**What needs to be done**: Pick out each line of the records that includes the string "JSON", and copy it.

....

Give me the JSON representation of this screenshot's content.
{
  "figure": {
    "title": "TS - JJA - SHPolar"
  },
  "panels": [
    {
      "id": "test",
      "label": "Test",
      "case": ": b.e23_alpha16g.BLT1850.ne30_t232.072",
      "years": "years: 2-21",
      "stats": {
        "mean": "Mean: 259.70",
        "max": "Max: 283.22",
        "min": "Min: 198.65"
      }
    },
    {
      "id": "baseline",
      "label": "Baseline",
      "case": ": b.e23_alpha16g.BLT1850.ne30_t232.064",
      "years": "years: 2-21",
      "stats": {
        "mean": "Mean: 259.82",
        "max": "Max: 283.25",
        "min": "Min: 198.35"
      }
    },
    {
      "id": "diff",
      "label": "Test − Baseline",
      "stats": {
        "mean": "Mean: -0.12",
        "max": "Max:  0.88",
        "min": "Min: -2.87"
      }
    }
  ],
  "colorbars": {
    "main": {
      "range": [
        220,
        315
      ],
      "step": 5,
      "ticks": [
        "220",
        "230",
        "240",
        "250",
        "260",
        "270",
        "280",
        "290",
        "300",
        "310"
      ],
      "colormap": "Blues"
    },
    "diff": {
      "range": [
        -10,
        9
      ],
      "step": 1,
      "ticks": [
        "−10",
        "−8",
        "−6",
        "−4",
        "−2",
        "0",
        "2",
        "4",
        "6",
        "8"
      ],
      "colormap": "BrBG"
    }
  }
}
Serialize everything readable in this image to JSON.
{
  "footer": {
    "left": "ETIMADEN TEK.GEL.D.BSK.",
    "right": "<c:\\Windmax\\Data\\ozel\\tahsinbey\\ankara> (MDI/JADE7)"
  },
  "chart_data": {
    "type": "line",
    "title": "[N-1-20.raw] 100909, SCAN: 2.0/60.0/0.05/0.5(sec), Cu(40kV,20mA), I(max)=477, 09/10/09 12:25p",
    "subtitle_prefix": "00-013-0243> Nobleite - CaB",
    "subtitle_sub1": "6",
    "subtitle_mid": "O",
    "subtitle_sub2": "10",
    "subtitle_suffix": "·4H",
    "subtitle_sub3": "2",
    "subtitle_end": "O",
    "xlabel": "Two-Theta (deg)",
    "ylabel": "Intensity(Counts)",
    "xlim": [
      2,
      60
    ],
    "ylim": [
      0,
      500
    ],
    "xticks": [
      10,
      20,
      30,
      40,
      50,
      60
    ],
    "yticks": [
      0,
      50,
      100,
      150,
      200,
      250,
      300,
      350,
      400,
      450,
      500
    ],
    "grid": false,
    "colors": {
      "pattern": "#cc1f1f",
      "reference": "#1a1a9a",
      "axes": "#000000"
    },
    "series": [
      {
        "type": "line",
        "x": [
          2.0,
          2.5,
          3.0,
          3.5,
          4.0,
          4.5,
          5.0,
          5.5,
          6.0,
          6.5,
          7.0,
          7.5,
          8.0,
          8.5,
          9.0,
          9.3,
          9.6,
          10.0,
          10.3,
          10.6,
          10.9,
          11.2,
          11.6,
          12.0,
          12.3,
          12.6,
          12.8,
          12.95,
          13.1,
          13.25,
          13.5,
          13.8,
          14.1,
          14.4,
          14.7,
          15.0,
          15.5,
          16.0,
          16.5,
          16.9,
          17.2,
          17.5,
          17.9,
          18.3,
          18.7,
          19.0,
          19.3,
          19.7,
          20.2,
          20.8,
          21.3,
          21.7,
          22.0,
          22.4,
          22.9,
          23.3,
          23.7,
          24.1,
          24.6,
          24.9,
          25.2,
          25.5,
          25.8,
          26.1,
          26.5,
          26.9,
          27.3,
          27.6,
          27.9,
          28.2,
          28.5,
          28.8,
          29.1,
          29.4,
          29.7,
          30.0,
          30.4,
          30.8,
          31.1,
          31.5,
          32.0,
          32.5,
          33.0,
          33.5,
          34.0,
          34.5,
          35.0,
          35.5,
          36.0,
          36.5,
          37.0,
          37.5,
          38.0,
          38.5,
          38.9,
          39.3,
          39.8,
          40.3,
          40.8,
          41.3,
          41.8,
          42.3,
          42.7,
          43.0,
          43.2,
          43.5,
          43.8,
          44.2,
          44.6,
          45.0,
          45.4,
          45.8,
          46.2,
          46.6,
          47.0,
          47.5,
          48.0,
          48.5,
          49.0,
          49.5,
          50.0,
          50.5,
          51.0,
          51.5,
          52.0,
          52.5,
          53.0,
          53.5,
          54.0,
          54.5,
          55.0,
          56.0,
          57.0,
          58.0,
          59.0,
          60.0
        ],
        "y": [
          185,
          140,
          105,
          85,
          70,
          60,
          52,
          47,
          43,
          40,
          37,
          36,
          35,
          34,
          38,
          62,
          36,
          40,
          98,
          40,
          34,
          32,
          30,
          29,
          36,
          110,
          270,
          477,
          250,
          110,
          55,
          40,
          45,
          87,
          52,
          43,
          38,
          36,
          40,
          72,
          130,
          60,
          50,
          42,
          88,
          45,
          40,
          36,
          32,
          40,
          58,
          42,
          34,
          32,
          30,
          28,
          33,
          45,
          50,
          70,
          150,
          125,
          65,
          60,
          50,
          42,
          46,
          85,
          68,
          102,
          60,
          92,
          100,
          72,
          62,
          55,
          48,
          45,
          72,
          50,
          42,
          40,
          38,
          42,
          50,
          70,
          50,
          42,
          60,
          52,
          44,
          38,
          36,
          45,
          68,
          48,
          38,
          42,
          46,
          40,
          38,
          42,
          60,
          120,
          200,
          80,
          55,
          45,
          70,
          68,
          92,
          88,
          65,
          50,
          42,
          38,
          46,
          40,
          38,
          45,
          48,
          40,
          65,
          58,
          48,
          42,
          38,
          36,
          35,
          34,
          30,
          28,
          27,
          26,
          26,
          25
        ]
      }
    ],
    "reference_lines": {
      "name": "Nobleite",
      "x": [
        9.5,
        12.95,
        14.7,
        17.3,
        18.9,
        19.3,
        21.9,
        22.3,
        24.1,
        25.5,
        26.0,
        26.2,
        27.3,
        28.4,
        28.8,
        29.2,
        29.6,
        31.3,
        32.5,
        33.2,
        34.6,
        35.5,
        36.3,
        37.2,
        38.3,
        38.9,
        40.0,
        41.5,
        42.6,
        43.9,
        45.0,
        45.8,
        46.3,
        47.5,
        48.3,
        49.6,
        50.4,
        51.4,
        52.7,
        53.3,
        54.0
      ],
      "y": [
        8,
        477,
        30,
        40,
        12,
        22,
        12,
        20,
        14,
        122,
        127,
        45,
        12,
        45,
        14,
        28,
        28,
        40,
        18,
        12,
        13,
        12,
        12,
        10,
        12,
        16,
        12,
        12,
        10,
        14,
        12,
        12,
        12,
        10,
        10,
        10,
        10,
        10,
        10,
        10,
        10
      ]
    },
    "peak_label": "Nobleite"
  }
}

....

**Task answer**:
Give me the JSON representation of this screenshot's content.
Serialize everything readable in this image to JSON.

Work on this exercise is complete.